• Prompt:
Seek out every line containing the word "приступить", and copy each.

• Exercise materials:
_____

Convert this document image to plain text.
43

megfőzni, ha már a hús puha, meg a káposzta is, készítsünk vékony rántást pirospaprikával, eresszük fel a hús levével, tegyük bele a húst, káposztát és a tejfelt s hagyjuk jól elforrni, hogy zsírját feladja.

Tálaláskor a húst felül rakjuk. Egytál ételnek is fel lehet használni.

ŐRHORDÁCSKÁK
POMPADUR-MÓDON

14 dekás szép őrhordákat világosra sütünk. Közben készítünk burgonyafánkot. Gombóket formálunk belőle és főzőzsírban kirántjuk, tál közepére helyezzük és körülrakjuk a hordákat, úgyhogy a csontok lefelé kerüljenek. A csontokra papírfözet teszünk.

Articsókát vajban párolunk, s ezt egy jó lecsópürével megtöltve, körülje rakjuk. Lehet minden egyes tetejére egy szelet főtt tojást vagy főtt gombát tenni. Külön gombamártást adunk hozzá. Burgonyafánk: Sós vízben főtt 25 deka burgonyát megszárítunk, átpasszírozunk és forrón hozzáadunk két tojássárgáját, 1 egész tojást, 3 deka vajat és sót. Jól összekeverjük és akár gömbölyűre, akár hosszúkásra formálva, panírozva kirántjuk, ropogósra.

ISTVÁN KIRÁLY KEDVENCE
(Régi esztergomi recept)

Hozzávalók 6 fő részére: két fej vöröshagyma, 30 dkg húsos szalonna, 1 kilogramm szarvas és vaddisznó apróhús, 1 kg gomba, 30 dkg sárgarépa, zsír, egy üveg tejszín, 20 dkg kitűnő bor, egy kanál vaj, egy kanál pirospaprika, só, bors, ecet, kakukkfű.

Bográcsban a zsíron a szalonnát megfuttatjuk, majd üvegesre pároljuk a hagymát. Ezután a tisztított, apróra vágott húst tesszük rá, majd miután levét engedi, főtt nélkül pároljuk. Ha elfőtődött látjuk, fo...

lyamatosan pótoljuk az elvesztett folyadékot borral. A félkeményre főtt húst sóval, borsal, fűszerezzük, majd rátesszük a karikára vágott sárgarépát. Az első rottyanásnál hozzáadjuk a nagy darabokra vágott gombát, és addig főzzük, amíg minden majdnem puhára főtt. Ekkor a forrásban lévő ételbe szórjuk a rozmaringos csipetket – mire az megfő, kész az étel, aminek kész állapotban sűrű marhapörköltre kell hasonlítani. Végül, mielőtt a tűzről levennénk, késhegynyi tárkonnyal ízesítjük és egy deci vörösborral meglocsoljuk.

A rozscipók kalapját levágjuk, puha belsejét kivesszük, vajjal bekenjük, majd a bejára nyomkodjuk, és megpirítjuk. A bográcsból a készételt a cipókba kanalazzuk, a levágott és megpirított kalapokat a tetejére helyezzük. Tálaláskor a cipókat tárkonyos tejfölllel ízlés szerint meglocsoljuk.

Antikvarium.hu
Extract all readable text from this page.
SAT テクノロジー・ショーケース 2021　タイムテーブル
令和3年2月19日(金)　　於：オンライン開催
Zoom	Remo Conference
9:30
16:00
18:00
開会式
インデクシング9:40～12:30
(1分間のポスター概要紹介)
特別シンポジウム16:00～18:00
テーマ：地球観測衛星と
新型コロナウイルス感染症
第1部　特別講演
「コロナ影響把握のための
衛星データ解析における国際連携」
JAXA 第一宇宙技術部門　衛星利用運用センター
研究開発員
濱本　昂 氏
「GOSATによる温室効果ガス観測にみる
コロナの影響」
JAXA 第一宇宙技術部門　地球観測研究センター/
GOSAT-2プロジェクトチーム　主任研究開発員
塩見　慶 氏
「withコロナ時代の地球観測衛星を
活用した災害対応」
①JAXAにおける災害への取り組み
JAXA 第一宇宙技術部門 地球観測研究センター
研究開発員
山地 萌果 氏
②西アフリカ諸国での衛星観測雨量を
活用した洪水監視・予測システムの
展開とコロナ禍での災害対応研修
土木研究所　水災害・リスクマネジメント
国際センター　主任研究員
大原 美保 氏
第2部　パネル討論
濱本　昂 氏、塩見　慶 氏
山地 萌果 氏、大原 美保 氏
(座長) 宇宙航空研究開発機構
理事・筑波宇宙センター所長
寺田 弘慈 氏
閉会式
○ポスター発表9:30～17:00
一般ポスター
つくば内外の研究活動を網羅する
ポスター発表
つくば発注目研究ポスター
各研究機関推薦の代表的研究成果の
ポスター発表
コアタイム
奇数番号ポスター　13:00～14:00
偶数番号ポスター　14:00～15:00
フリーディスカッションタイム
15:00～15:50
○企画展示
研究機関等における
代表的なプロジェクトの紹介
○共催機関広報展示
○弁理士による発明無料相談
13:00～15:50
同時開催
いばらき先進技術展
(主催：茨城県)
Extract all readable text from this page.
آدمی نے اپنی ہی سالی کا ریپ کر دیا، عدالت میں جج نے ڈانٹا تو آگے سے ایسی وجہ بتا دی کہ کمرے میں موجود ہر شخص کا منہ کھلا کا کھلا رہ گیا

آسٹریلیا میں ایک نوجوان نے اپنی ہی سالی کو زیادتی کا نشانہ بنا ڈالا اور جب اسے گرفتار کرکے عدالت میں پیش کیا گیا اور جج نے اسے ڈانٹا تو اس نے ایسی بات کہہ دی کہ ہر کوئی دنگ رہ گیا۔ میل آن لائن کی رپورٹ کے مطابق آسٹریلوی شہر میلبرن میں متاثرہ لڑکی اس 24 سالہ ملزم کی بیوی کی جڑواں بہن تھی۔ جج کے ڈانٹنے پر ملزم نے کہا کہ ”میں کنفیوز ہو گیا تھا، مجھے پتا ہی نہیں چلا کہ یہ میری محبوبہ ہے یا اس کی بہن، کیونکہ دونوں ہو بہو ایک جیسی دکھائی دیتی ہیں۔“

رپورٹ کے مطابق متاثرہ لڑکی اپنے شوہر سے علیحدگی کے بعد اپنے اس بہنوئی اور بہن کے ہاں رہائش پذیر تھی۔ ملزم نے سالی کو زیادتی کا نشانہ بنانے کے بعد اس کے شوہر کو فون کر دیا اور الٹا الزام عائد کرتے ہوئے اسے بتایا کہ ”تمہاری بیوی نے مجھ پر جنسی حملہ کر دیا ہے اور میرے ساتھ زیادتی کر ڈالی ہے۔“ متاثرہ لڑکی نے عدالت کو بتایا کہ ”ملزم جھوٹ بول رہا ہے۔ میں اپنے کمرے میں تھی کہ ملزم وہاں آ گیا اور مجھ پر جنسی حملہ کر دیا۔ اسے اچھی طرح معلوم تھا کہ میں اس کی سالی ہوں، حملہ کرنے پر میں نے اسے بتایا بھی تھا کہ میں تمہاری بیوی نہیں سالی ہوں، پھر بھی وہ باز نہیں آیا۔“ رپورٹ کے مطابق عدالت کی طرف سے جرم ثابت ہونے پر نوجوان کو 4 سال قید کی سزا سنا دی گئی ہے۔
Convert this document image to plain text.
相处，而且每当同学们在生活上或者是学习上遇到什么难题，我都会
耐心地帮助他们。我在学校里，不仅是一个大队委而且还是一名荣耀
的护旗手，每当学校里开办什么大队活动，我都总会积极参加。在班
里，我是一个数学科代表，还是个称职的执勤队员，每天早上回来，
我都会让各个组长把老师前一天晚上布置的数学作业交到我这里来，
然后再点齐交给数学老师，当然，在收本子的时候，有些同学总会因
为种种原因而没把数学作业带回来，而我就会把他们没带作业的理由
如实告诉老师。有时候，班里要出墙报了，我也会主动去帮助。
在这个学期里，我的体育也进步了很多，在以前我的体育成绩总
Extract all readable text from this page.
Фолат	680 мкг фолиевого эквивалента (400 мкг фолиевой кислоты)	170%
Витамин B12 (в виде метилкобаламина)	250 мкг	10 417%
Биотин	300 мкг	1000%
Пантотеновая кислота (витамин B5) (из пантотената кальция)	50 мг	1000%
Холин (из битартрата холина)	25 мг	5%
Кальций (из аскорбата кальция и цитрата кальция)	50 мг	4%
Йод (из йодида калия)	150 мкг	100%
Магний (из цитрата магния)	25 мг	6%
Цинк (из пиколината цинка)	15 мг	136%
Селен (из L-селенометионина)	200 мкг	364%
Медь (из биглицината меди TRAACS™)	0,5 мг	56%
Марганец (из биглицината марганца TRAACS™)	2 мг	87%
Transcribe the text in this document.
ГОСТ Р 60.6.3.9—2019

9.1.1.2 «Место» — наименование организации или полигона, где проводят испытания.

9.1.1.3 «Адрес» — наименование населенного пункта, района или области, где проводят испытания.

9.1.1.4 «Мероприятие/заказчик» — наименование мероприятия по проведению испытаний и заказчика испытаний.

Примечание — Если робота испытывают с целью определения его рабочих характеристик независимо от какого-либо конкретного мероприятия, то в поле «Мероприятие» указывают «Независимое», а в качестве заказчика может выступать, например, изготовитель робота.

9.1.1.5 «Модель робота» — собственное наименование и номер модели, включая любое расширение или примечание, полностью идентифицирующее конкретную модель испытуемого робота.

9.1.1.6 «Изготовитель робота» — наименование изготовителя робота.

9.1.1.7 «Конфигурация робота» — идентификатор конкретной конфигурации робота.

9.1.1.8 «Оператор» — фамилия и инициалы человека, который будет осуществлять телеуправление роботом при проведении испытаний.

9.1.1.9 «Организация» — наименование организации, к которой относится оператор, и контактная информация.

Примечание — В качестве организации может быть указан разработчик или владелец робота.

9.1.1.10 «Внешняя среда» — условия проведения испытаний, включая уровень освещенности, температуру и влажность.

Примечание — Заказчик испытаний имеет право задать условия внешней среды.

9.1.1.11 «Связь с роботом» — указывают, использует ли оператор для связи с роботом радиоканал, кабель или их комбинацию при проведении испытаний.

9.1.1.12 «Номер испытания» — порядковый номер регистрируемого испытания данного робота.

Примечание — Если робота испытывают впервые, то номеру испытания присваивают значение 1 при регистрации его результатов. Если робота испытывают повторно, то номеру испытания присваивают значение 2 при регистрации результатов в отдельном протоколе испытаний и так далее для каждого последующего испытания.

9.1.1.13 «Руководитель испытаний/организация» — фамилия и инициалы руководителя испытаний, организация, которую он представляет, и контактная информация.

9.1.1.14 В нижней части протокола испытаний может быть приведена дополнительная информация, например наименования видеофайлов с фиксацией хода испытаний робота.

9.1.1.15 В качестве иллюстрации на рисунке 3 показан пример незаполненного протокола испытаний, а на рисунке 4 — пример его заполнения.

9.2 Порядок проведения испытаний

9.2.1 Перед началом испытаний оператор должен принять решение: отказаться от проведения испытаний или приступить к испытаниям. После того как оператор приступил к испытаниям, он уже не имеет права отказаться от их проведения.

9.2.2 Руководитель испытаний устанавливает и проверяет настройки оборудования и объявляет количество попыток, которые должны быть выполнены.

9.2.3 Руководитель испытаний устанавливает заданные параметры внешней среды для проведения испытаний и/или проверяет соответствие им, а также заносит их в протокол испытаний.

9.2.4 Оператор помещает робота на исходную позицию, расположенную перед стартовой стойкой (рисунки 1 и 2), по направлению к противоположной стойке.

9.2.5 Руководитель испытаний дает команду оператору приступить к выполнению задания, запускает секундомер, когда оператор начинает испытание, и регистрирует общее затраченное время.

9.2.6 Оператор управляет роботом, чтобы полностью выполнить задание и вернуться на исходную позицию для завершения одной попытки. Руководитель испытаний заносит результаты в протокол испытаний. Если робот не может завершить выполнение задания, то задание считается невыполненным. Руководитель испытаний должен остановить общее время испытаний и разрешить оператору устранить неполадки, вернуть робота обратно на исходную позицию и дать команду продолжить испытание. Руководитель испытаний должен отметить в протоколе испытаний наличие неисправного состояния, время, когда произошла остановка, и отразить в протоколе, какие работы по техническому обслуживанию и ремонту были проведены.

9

_____

• Task result:
9.2.1 Перед началом испытаний оператор должен принять решение: отказаться от проведения испытаний или приступить к испытаниям. После того как оператор приступил к испытаниям, он уже не имеет права отказаться от их проведения.
9.2.5 Руководитель испытаний дает команду оператору приступить к выполнению задания, запускает секундомер, когда оператор начинает испытание, и регистрирует общее затраченное время.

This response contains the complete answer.